▶

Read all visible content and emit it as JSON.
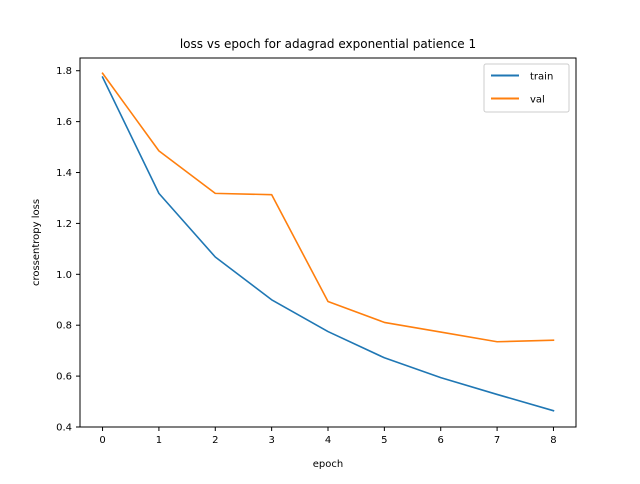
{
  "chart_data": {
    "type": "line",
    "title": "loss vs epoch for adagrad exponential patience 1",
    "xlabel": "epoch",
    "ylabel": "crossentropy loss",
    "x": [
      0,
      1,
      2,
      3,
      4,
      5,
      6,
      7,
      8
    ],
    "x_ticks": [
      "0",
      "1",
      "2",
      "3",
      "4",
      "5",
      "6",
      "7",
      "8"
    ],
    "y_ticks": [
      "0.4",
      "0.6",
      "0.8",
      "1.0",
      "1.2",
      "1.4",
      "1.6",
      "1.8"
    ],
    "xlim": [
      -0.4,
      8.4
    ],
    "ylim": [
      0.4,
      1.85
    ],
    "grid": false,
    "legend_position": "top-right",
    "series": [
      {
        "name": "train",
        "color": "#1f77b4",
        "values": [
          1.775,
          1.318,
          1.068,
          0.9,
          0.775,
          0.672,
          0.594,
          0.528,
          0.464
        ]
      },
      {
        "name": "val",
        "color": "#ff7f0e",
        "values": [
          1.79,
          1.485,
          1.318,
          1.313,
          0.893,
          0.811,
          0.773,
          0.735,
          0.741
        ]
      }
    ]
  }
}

◀
▶

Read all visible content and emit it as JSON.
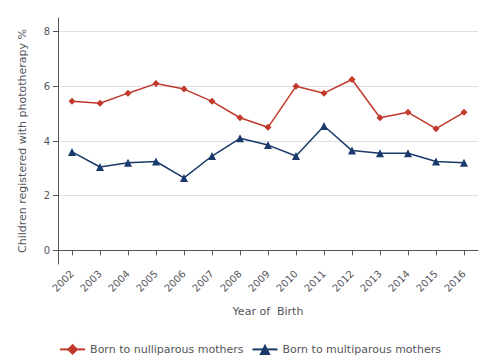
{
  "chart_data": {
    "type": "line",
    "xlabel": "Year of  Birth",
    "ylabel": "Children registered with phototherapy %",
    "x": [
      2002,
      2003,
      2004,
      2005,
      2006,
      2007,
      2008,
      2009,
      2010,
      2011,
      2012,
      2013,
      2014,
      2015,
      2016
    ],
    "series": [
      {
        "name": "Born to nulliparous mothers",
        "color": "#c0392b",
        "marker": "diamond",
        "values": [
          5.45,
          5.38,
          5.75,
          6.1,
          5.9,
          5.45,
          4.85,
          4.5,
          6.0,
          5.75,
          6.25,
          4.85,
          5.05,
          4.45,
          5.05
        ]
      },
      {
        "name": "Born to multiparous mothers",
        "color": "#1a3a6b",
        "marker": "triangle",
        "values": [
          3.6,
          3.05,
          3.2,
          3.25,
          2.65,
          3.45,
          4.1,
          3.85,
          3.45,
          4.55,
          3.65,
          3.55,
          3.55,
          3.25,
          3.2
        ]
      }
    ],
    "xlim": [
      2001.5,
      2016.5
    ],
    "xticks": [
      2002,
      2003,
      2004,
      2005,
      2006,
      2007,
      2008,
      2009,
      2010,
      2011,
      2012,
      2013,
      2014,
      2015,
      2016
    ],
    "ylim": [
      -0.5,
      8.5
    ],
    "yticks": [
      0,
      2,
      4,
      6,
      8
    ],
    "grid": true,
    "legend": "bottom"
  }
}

◀

**Written problem:** Read the entries above, then pull out the lines that include "color".

**Correct result:**
        "color": "#1f77b4",
        "color": "#ff7f0e",
        "color": "#c0392b",
        "color": "#1a3a6b",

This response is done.